--- Source data ---
::::
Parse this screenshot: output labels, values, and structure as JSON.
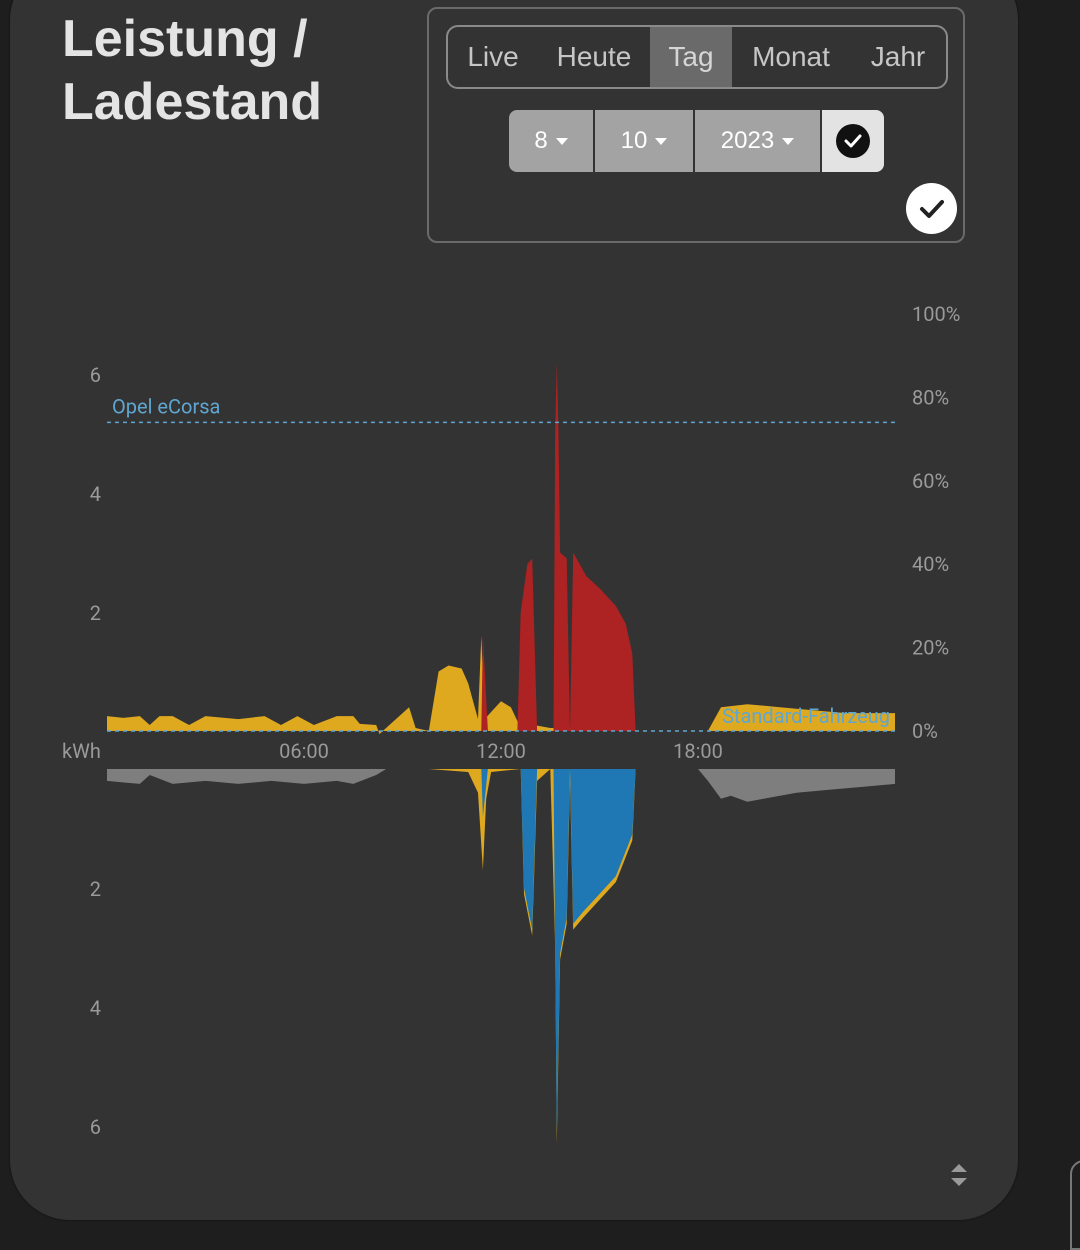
{
  "card": {
    "title_line1": "Leistung /",
    "title_line2": "Ladestand"
  },
  "range_tabs": [
    {
      "label": "Live",
      "active": false
    },
    {
      "label": "Heute",
      "active": false
    },
    {
      "label": "Tag",
      "active": true
    },
    {
      "label": "Monat",
      "active": false
    },
    {
      "label": "Jahr",
      "active": false
    }
  ],
  "date_picker": {
    "day": "8",
    "month": "10",
    "year": "2023"
  },
  "icons": {
    "confirm": "check-circle-icon",
    "confirm_secondary": "check-circle-icon",
    "resize": "resize-handle-icon"
  },
  "colors": {
    "pv": "#dfa91f",
    "grid_import": "#7e7e7e",
    "battery_discharge": "#ad2222",
    "battery_charge": "#1f78b4",
    "vehicle_soc_line": "#5fa6d0",
    "axis_text": "#9a9a9a"
  },
  "chart_data": {
    "type": "area",
    "xlabel": "kWh",
    "x_ticks": [
      "06:00",
      "12:00",
      "18:00"
    ],
    "x_range_hours": [
      0,
      24
    ],
    "y_left_ticks_upper": [
      "6",
      "4",
      "2"
    ],
    "y_left_ticks_lower": [
      "2",
      "4",
      "6"
    ],
    "y_left_range": [
      -6,
      6
    ],
    "y_right_ticks": [
      "100%",
      "80%",
      "60%",
      "40%",
      "20%",
      "0%"
    ],
    "y_right_range": [
      0,
      100
    ],
    "soc_lines": [
      {
        "name": "Opel eCorsa",
        "value_pct": 74
      },
      {
        "name": "Standard-Fahrzeug",
        "value_pct": 0
      }
    ],
    "series": [
      {
        "name": "pv_upper",
        "side": "upper",
        "colorKey": "pv",
        "points": [
          [
            0,
            0.25
          ],
          [
            0.5,
            0.22
          ],
          [
            1,
            0.25
          ],
          [
            1.3,
            0.1
          ],
          [
            1.6,
            0.25
          ],
          [
            2,
            0.25
          ],
          [
            2.5,
            0.1
          ],
          [
            3,
            0.25
          ],
          [
            4,
            0.2
          ],
          [
            4.8,
            0.25
          ],
          [
            5.3,
            0.1
          ],
          [
            5.8,
            0.25
          ],
          [
            6.3,
            0.1
          ],
          [
            7,
            0.25
          ],
          [
            7.5,
            0.25
          ],
          [
            7.7,
            0.12
          ],
          [
            8.2,
            0.1
          ],
          [
            8.3,
            -0.05
          ],
          [
            9.2,
            0.4
          ],
          [
            9.4,
            0.05
          ],
          [
            9.8,
            0
          ],
          [
            10.1,
            1
          ],
          [
            10.4,
            1.1
          ],
          [
            10.8,
            1.05
          ],
          [
            11,
            0.8
          ],
          [
            11.3,
            0.2
          ],
          [
            11.4,
            1.6
          ],
          [
            11.5,
            0.2
          ],
          [
            12,
            0.5
          ],
          [
            12.3,
            0.4
          ],
          [
            12.6,
            0.05
          ],
          [
            12.9,
            0.1
          ],
          [
            13,
            0.1
          ],
          [
            13.5,
            0.05
          ],
          [
            15,
            0.05
          ],
          [
            15.8,
            0.05
          ],
          [
            16,
            0
          ],
          [
            18.3,
            0
          ],
          [
            18.7,
            0.4
          ],
          [
            19.5,
            0.45
          ],
          [
            20.5,
            0.4
          ],
          [
            21.5,
            0.35
          ],
          [
            22.5,
            0.3
          ],
          [
            24,
            0.3
          ]
        ]
      },
      {
        "name": "battery_discharge",
        "side": "upper",
        "colorKey": "battery_discharge",
        "points": [
          [
            11.4,
            0
          ],
          [
            11.45,
            1.6
          ],
          [
            11.6,
            0
          ],
          [
            12.5,
            0
          ],
          [
            12.6,
            2
          ],
          [
            12.8,
            2.8
          ],
          [
            12.95,
            2.9
          ],
          [
            13.1,
            0
          ],
          [
            13.6,
            0
          ],
          [
            13.65,
            5
          ],
          [
            13.7,
            6.2
          ],
          [
            13.75,
            5
          ],
          [
            13.8,
            3
          ],
          [
            14,
            2.9
          ],
          [
            14.1,
            0
          ],
          [
            14.2,
            3
          ],
          [
            14.6,
            2.6
          ],
          [
            15,
            2.4
          ],
          [
            15.5,
            2.1
          ],
          [
            15.8,
            1.8
          ],
          [
            16,
            1.3
          ],
          [
            16.1,
            0
          ]
        ]
      },
      {
        "name": "pv_lower",
        "side": "lower",
        "colorKey": "pv",
        "points": [
          [
            8.5,
            0
          ],
          [
            9.8,
            0
          ],
          [
            11,
            -0.05
          ],
          [
            11.3,
            -0.4
          ],
          [
            11.45,
            -1.7
          ],
          [
            11.55,
            -0.5
          ],
          [
            11.7,
            -0.05
          ],
          [
            12.6,
            0
          ],
          [
            12.7,
            -2.1
          ],
          [
            12.95,
            -2.8
          ],
          [
            13.1,
            -0.2
          ],
          [
            13.5,
            0
          ],
          [
            13.65,
            -3
          ],
          [
            13.7,
            -6.3
          ],
          [
            13.8,
            -3.2
          ],
          [
            14,
            -2.6
          ],
          [
            14.1,
            -0.2
          ],
          [
            14.2,
            -2.7
          ],
          [
            14.5,
            -2.5
          ],
          [
            15,
            -2.2
          ],
          [
            15.5,
            -1.9
          ],
          [
            16,
            -1.2
          ],
          [
            16.1,
            0
          ]
        ]
      },
      {
        "name": "battery_charge",
        "side": "lower",
        "colorKey": "battery_charge",
        "points": [
          [
            11.4,
            0
          ],
          [
            11.45,
            -0.8
          ],
          [
            11.6,
            0
          ],
          [
            12.6,
            0
          ],
          [
            12.7,
            -2
          ],
          [
            12.95,
            -2.7
          ],
          [
            13.1,
            0
          ],
          [
            13.6,
            0
          ],
          [
            13.65,
            -3.2
          ],
          [
            13.7,
            -6.1
          ],
          [
            13.8,
            -3.1
          ],
          [
            14,
            -2.5
          ],
          [
            14.1,
            0
          ],
          [
            14.2,
            -2.6
          ],
          [
            14.5,
            -2.4
          ],
          [
            15,
            -2.1
          ],
          [
            15.5,
            -1.8
          ],
          [
            16,
            -1.1
          ],
          [
            16.1,
            0
          ]
        ]
      },
      {
        "name": "grid_import",
        "side": "lower",
        "colorKey": "grid_import",
        "points": [
          [
            0,
            -0.2
          ],
          [
            1,
            -0.25
          ],
          [
            1.3,
            -0.1
          ],
          [
            2,
            -0.25
          ],
          [
            3,
            -0.2
          ],
          [
            4,
            -0.25
          ],
          [
            5,
            -0.2
          ],
          [
            6,
            -0.25
          ],
          [
            7,
            -0.2
          ],
          [
            7.5,
            -0.25
          ],
          [
            8.2,
            -0.1
          ],
          [
            8.5,
            0
          ],
          [
            18,
            0
          ],
          [
            18.3,
            -0.2
          ],
          [
            18.7,
            -0.5
          ],
          [
            19,
            -0.45
          ],
          [
            19.5,
            -0.55
          ],
          [
            20,
            -0.5
          ],
          [
            21,
            -0.4
          ],
          [
            22,
            -0.35
          ],
          [
            23,
            -0.3
          ],
          [
            24,
            -0.25
          ]
        ]
      }
    ]
  }
}
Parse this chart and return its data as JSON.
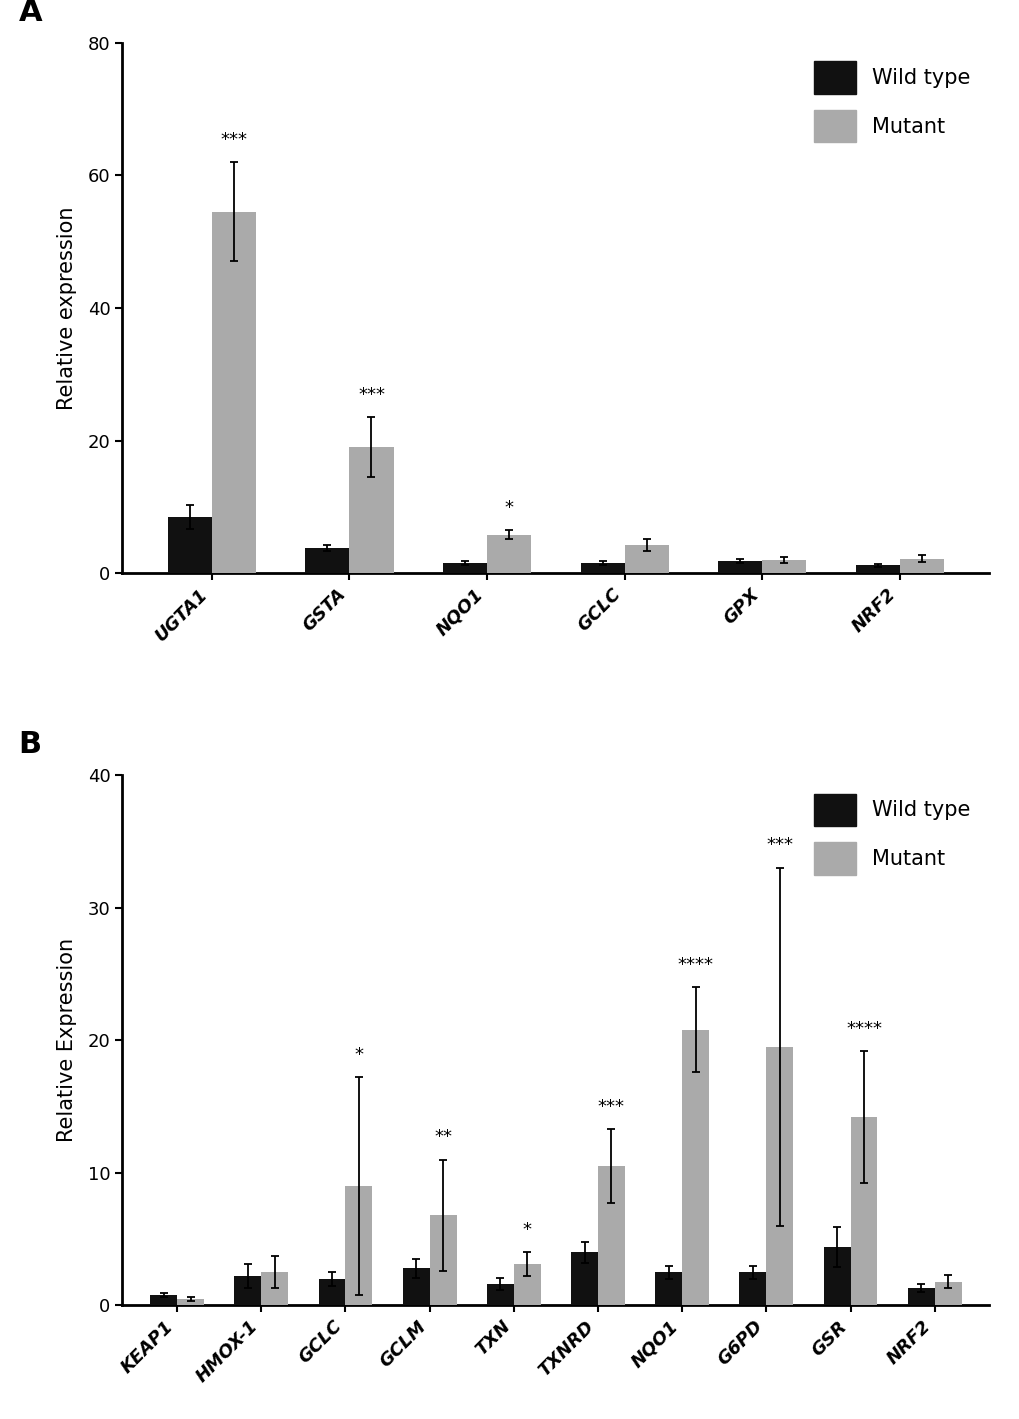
{
  "panel_A": {
    "categories": [
      "UGTA1",
      "GSTA",
      "NQO1",
      "GCLC",
      "GPX",
      "NRF2"
    ],
    "wildtype_means": [
      8.5,
      3.8,
      1.5,
      1.5,
      1.8,
      1.2
    ],
    "wildtype_errors": [
      1.8,
      0.5,
      0.3,
      0.3,
      0.3,
      0.2
    ],
    "mutant_means": [
      54.5,
      19.0,
      5.8,
      4.2,
      2.0,
      2.2
    ],
    "mutant_errors": [
      7.5,
      4.5,
      0.7,
      0.9,
      0.4,
      0.5
    ],
    "significance": [
      "***",
      "***",
      "*",
      "",
      "",
      ""
    ],
    "ylabel": "Relative expression",
    "ylim": [
      0,
      80
    ],
    "yticks": [
      0,
      20,
      40,
      60,
      80
    ]
  },
  "panel_B": {
    "categories": [
      "KEAP1",
      "HMOX-1",
      "GCLC",
      "GCLM",
      "TXN",
      "TXNRD",
      "NQO1",
      "G6PD",
      "GSR",
      "NRF2"
    ],
    "wildtype_means": [
      0.8,
      2.2,
      2.0,
      2.8,
      1.6,
      4.0,
      2.5,
      2.5,
      4.4,
      1.3
    ],
    "wildtype_errors": [
      0.15,
      0.9,
      0.5,
      0.7,
      0.45,
      0.8,
      0.5,
      0.5,
      1.5,
      0.3
    ],
    "mutant_means": [
      0.5,
      2.5,
      9.0,
      6.8,
      3.1,
      10.5,
      20.8,
      19.5,
      14.2,
      1.8
    ],
    "mutant_errors": [
      0.15,
      1.2,
      8.2,
      4.2,
      0.9,
      2.8,
      3.2,
      13.5,
      5.0,
      0.5
    ],
    "significance": [
      "",
      "",
      "*",
      "**",
      "*",
      "***",
      "****",
      "***",
      "****",
      ""
    ],
    "ylabel": "Relative Expression",
    "ylim": [
      0,
      40
    ],
    "yticks": [
      0,
      10,
      20,
      30,
      40
    ]
  },
  "bar_width": 0.32,
  "wildtype_color": "#111111",
  "mutant_color": "#aaaaaa",
  "legend_labels": [
    "Wild type",
    "Mutant"
  ],
  "label_fontsize": 15,
  "tick_fontsize": 13,
  "sig_fontsize": 13,
  "panel_label_fontsize": 22,
  "legend_fontsize": 15,
  "background_color": "#ffffff"
}
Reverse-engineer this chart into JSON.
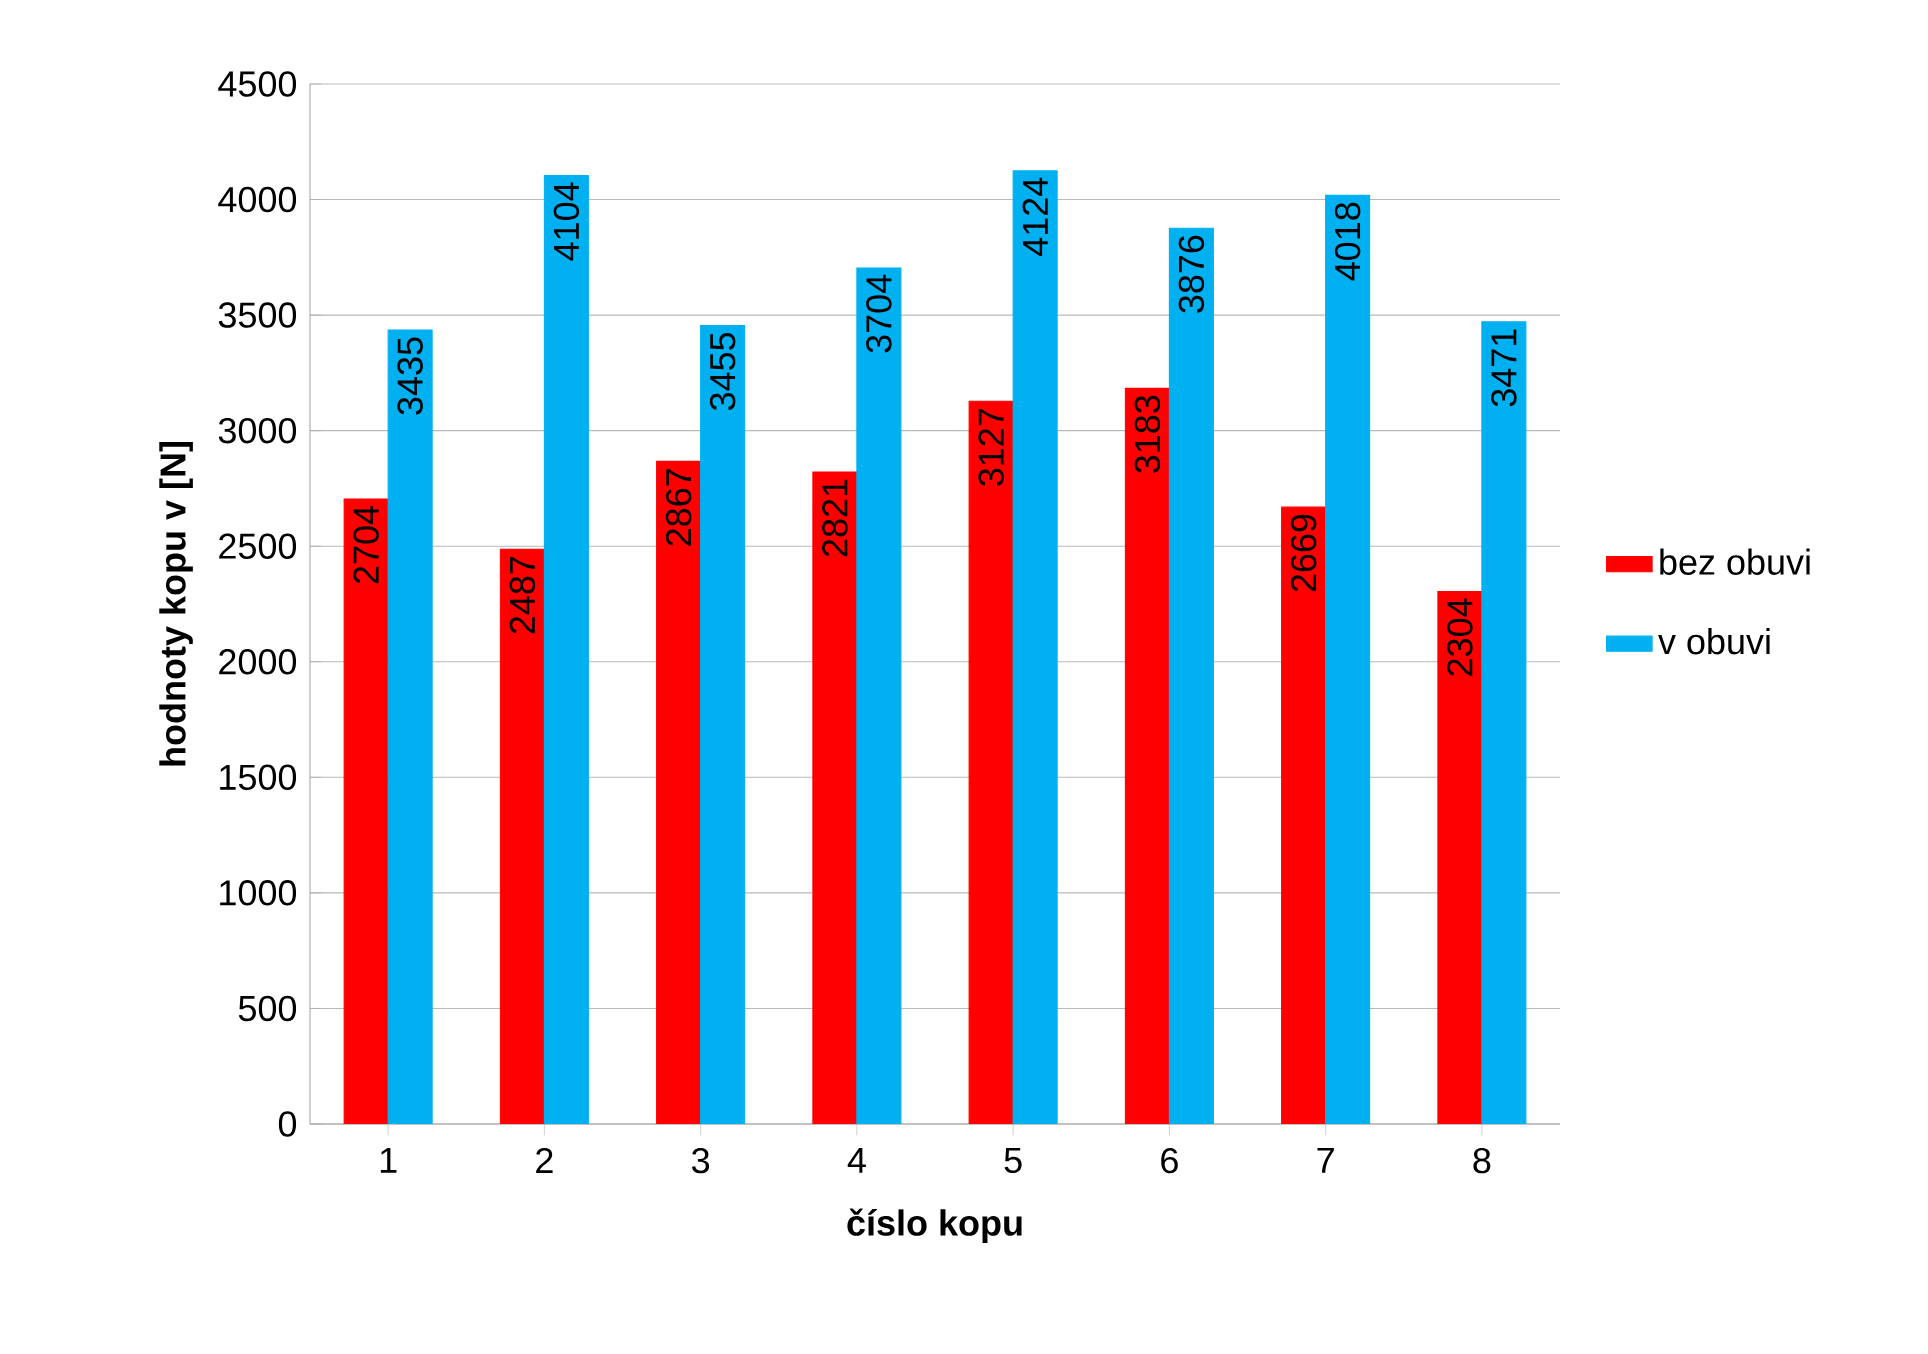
::::
--- Task instructions ---
In the entries above, identify every line with the string "Relative".

--- The completed task ---
    "ylabel": "Relative expression",
    "ylabel": "Relative Expression",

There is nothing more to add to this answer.